_WHAT THIS TASK INVOLVES:_ Copy the lines holding the word "JSON", all of them.

#### INPUT

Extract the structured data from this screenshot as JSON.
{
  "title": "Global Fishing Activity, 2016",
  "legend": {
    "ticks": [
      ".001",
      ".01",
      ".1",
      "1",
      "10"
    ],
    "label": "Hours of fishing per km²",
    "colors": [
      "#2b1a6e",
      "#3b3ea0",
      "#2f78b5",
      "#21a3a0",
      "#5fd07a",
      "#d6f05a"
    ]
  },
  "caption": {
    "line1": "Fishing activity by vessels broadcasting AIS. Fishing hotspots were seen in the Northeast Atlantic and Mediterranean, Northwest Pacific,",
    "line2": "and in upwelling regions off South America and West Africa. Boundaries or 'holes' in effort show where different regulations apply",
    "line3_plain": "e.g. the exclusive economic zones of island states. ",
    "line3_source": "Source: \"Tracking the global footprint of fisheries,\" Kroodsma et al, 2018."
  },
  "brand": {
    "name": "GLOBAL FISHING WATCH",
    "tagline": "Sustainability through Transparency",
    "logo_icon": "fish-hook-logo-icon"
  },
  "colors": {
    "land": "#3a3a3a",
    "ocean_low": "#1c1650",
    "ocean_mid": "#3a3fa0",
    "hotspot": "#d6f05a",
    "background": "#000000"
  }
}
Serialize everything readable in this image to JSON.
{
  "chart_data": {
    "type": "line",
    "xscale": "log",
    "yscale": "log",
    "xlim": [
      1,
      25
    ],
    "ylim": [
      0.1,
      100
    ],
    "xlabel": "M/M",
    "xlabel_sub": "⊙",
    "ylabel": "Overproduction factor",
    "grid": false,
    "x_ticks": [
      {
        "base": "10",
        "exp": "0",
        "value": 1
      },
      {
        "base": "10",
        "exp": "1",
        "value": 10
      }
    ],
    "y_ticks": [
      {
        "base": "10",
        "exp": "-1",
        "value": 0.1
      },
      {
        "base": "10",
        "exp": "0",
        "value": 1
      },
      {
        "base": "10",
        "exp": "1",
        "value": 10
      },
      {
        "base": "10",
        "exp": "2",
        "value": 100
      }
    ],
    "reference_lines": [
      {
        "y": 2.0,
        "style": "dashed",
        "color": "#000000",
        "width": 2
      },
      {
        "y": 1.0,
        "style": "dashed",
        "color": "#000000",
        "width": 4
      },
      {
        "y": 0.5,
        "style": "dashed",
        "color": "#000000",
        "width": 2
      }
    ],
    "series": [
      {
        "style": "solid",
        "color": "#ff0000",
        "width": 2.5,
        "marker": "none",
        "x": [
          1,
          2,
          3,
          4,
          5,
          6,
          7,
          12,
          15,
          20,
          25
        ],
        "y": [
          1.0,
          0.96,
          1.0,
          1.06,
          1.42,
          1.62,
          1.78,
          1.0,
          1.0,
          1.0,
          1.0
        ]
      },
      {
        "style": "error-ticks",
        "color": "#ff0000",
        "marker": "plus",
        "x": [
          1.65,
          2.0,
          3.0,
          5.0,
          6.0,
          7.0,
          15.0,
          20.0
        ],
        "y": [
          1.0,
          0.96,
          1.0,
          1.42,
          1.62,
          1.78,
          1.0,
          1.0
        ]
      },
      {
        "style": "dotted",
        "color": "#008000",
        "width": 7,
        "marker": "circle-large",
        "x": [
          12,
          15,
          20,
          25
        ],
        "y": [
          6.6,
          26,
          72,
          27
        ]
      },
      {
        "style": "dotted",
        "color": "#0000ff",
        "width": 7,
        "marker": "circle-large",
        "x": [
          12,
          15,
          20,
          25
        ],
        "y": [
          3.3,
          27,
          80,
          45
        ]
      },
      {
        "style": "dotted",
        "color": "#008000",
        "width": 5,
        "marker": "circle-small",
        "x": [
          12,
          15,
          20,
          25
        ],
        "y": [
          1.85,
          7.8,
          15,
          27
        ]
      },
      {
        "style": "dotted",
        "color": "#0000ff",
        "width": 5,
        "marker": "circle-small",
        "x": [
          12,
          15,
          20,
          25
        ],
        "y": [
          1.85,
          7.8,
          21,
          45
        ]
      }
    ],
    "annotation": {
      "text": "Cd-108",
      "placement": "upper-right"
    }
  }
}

########

_SOLUTION:_
Extract the structured data from this screenshot as JSON.
Serialize everything readable in this image to JSON.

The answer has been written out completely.